-- Problem to solve --
Quote the records below in full, exactly as given, with the images taken out.

-- Record list --
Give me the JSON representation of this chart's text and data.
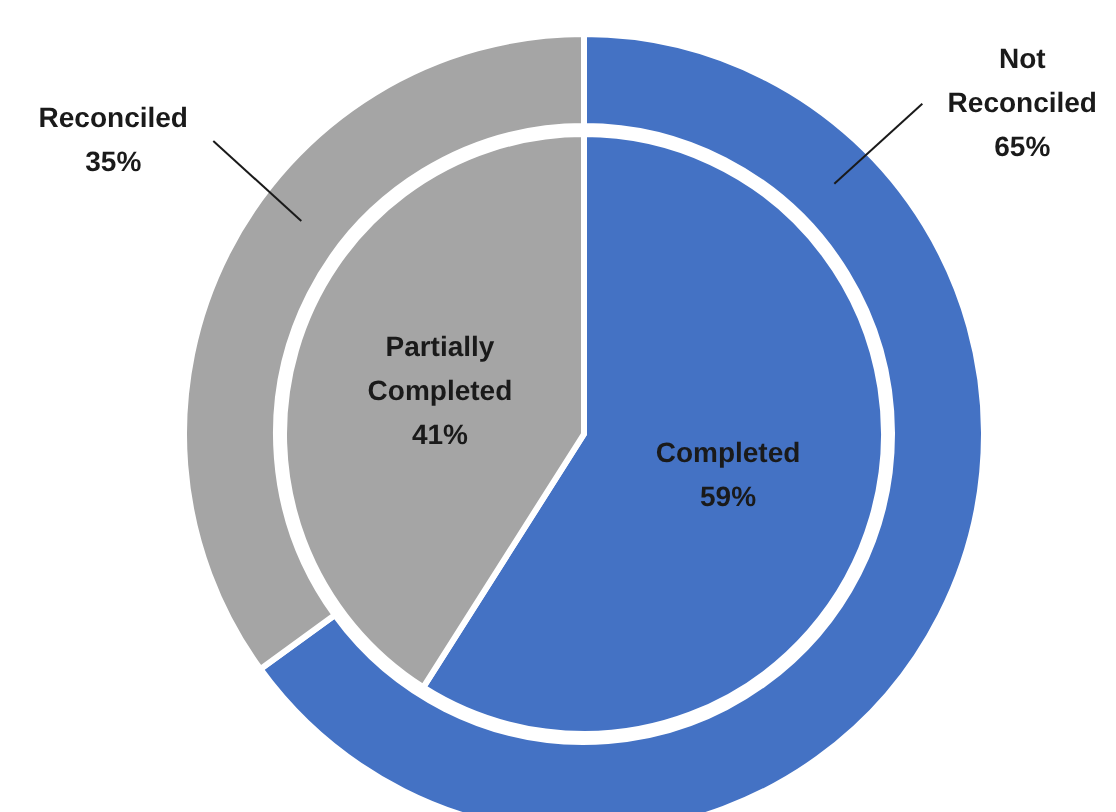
{
  "chart_data": [
    {
      "type": "pie",
      "categories": [
        "Completed",
        "Partially Completed"
      ],
      "values": [
        59,
        41
      ],
      "colors": [
        "#4472c4",
        "#a5a5a5"
      ],
      "value_labels": [
        "59%",
        "41%"
      ]
    },
    {
      "type": "donut",
      "categories": [
        "Not Reconciled",
        "Reconciled"
      ],
      "values": [
        65,
        35
      ],
      "colors": [
        "#4472c4",
        "#a5a5a5"
      ],
      "value_labels": [
        "65%",
        "35%"
      ]
    }
  ]
}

-- Task solution --
Give me the JSON representation of this chart's text and data.
{
  "chart_data": [
    {
      "type": "pie",
      "categories": [
        "Completed",
        "Partially Completed"
      ],
      "values": [
        59,
        41
      ],
      "colors": [
        "#4472c4",
        "#a5a5a5"
      ],
      "value_labels": [
        "59%",
        "41%"
      ]
    },
    {
      "type": "donut",
      "categories": [
        "Not Reconciled",
        "Reconciled"
      ],
      "values": [
        65,
        35
      ],
      "colors": [
        "#4472c4",
        "#a5a5a5"
      ],
      "value_labels": [
        "65%",
        "35%"
      ]
    }
  ]
}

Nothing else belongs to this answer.